- Exercise requirements -
Spot each line that carries the word "text"; copy those lines.

- Provided records -
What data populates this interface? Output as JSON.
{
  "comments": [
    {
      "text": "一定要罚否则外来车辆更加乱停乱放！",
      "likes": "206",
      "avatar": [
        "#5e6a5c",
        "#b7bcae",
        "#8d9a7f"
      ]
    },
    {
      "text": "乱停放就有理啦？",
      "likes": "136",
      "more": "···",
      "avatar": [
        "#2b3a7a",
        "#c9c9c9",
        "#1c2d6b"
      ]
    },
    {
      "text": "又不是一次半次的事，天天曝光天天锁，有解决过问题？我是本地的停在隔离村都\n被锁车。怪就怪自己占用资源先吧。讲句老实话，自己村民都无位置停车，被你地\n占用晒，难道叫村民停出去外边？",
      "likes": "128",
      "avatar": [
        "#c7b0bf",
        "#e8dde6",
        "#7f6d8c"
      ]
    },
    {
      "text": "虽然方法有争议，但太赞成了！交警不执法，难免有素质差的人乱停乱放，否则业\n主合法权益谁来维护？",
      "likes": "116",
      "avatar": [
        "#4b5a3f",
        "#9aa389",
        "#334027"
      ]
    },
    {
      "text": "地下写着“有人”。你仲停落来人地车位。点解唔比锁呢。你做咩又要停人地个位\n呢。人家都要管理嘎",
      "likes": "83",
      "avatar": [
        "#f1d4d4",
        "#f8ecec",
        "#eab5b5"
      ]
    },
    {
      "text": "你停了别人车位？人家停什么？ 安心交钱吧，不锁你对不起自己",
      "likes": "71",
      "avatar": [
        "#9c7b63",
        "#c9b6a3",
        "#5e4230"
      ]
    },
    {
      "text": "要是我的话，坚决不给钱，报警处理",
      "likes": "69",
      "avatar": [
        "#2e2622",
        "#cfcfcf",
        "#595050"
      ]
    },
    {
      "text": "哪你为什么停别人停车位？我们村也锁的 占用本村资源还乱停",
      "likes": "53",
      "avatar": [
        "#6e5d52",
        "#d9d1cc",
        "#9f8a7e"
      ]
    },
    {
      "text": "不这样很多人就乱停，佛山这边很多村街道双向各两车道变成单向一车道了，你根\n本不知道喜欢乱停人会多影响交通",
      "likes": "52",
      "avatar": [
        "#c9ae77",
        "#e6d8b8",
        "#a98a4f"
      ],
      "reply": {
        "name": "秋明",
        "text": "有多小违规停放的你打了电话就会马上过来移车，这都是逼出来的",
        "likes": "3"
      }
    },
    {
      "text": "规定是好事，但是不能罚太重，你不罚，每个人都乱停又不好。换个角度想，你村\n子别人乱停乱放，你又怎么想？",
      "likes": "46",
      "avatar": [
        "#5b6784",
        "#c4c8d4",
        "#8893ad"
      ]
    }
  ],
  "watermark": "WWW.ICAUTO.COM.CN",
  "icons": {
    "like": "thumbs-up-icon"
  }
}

- Full solution -
      "text": "一定要罚否则外来车辆更加乱停乱放！",
      "text": "乱停放就有理啦？",
      "text": "又不是一次半次的事，天天曝光天天锁，有解决过问题？我是本地的停在隔离村都\n被锁车。怪就怪自己占用资源先吧。讲句老实话，自己村民都无位置停车，被你地\n占用晒，难道叫村民停出去外边？",
      "text": "虽然方法有争议，但太赞成了！交警不执法，难免有素质差的人乱停乱放，否则业\n主合法权益谁来维护？",
      "text": "地下写着“有人”。你仲停落来人地车位。点解唔比锁呢。你做咩又要停人地个位\n呢。人家都要管理嘎",
      "text": "你停了别人车位？人家停什么？ 安心交钱吧，不锁你对不起自己",
      "text": "要是我的话，坚决不给钱，报警处理",
      "text": "哪你为什么停别人停车位？我们村也锁的 占用本村资源还乱停",
      "text": "不这样很多人就乱停，佛山这边很多村街道双向各两车道变成单向一车道了，你根\n本不知道喜欢乱停人会多影响交通",
        "text": "有多小违规停放的你打了电话就会马上过来移车，这都是逼出来的",
      "text": "规定是好事，但是不能罚太重，你不罚，每个人都乱停又不好。换个角度想，你村\n子别人乱停乱放，你又怎么想？",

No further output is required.